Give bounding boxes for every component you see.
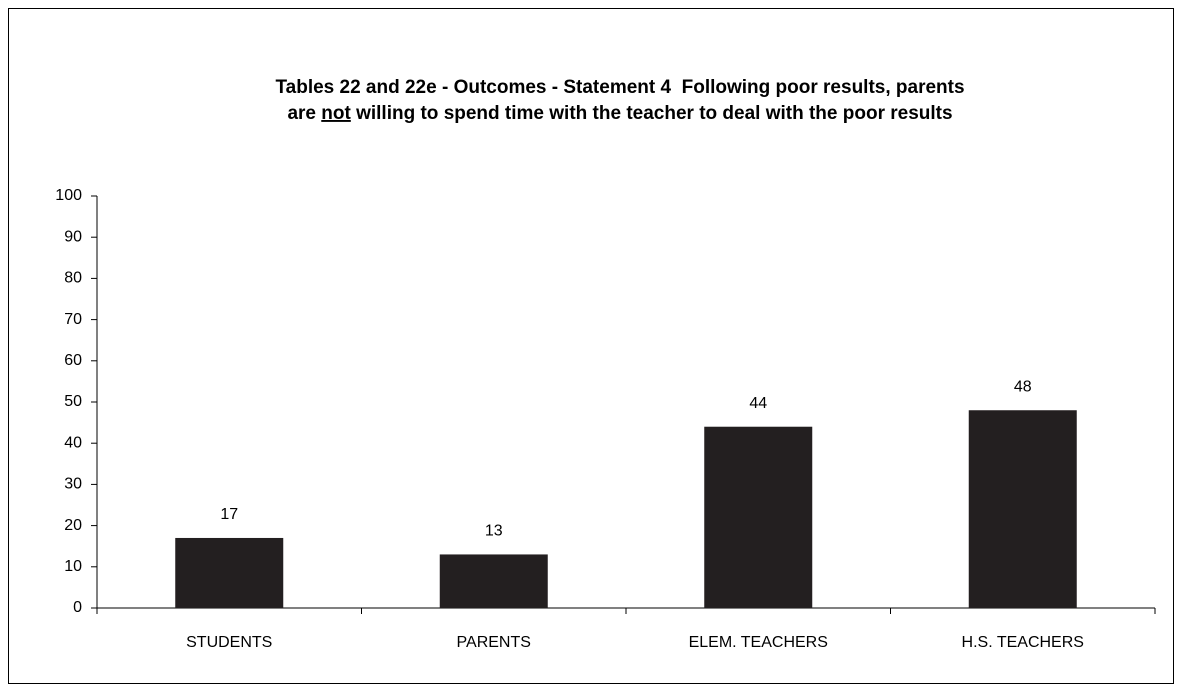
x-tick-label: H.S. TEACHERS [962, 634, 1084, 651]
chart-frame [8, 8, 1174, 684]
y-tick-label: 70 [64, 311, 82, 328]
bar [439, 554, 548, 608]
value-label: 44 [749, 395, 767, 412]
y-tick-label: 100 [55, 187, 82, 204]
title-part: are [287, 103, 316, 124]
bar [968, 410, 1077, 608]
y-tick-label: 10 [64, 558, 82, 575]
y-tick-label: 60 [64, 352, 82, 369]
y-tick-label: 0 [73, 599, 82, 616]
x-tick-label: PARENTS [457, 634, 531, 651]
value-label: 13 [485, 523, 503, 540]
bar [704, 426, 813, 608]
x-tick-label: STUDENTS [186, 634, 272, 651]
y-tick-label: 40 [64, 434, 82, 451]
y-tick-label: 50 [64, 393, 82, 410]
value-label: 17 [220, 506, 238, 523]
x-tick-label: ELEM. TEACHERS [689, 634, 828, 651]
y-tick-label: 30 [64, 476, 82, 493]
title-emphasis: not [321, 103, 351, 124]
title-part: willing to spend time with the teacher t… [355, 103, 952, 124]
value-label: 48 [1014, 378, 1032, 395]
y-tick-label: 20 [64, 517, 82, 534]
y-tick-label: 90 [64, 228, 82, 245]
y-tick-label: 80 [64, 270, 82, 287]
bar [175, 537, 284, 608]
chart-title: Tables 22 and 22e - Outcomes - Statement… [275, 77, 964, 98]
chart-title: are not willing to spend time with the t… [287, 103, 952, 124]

= Objectif de la tâche =
Recopiez tout le listing ci-dessus en remplaçant « PARENTS » par « GUARDIANS », sans rien modifier d'autre et sans reprendre les images.

= Réponse complète =
Give bounding boxes for every component you see.
x-tick-label: H.S. TEACHERS [962, 634, 1084, 651]
chart-frame [8, 8, 1174, 684]
y-tick-label: 70 [64, 311, 82, 328]
bar [439, 554, 548, 608]
value-label: 44 [749, 395, 767, 412]
y-tick-label: 100 [55, 187, 82, 204]
title-part: are [287, 103, 316, 124]
bar [968, 410, 1077, 608]
y-tick-label: 10 [64, 558, 82, 575]
y-tick-label: 60 [64, 352, 82, 369]
y-tick-label: 0 [73, 599, 82, 616]
x-tick-label: GUARDIANS [457, 634, 531, 651]
value-label: 13 [485, 523, 503, 540]
bar [704, 426, 813, 608]
x-tick-label: STUDENTS [186, 634, 272, 651]
y-tick-label: 40 [64, 434, 82, 451]
y-tick-label: 50 [64, 393, 82, 410]
value-label: 17 [220, 506, 238, 523]
x-tick-label: ELEM. TEACHERS [689, 634, 828, 651]
y-tick-label: 30 [64, 476, 82, 493]
title-emphasis: not [321, 103, 351, 124]
title-part: willing to spend time with the teacher t… [355, 103, 952, 124]
value-label: 48 [1014, 378, 1032, 395]
y-tick-label: 20 [64, 517, 82, 534]
y-tick-label: 90 [64, 228, 82, 245]
y-tick-label: 80 [64, 270, 82, 287]
bar [175, 537, 284, 608]
chart-title: Tables 22 and 22e - Outcomes - Statement… [275, 77, 964, 98]
chart-title: are not willing to spend time with the t… [287, 103, 952, 124]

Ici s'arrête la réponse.